* Task objective:
Some lines of these records may hold the word "John"; state how many, using only the number.
## begin Given information
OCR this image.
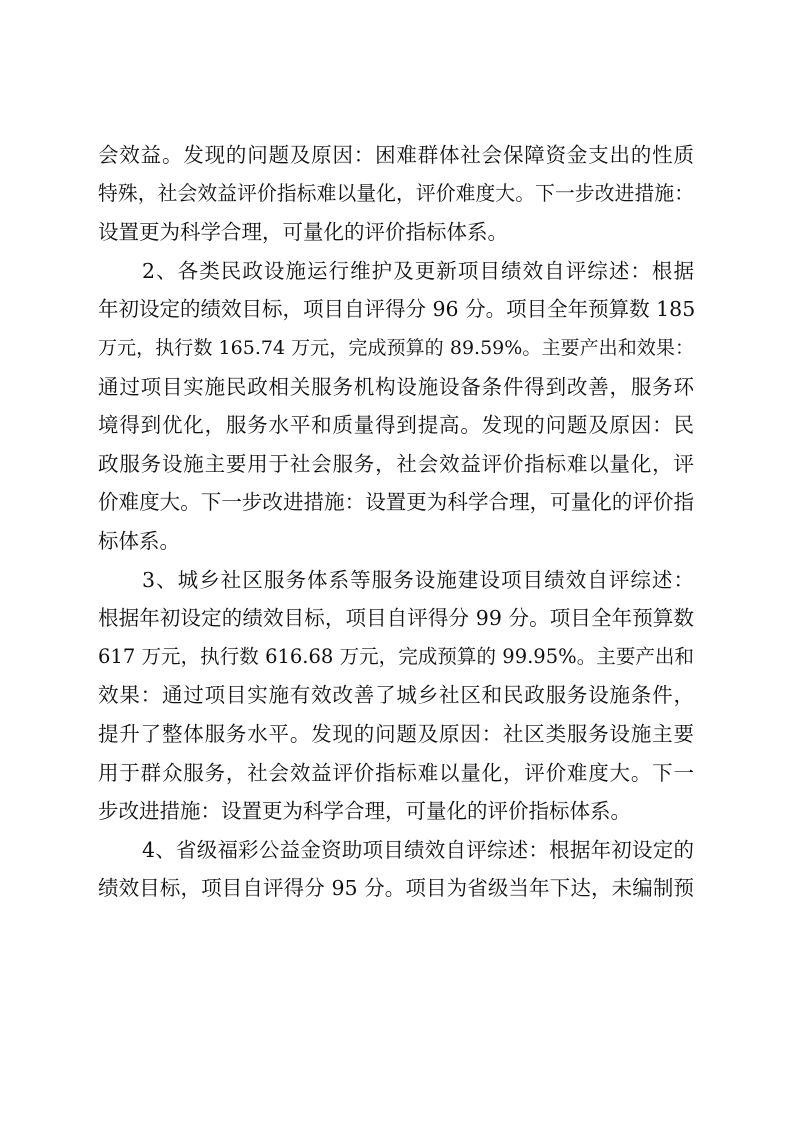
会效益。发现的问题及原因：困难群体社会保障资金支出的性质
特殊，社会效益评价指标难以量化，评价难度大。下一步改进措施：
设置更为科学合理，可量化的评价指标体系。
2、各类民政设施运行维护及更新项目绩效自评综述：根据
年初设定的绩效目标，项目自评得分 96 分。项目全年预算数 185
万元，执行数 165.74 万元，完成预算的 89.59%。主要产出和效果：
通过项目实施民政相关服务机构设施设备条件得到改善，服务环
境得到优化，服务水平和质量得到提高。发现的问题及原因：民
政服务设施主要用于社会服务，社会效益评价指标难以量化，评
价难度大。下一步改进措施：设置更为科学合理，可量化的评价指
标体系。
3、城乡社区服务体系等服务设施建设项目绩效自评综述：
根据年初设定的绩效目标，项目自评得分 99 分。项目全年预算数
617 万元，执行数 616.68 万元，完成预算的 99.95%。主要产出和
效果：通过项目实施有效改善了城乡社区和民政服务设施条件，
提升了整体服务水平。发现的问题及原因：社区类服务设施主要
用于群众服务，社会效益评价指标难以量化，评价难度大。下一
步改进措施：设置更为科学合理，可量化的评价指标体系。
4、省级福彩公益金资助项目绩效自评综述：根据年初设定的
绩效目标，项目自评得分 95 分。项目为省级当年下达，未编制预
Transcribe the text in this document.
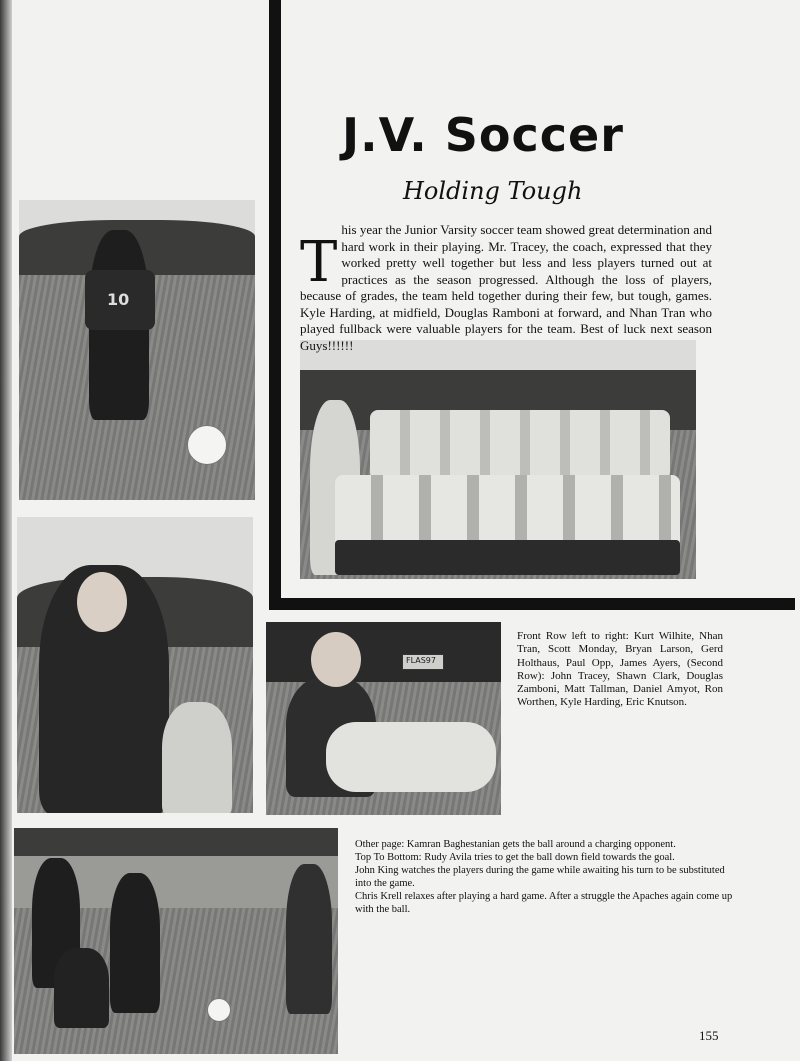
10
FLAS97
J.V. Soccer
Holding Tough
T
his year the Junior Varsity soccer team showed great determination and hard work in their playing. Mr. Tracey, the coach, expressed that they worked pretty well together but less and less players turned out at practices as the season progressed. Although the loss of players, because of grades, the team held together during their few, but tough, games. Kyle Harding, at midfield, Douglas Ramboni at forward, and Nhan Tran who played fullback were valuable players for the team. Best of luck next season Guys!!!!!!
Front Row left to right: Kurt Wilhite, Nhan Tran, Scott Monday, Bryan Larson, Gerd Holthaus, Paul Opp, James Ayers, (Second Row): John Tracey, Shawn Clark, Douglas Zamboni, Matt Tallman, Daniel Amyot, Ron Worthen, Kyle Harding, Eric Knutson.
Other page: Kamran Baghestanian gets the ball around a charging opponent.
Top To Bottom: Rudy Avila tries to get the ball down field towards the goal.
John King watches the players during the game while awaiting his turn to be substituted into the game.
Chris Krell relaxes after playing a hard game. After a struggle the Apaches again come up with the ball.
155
## end Given information
* Solved problem:
2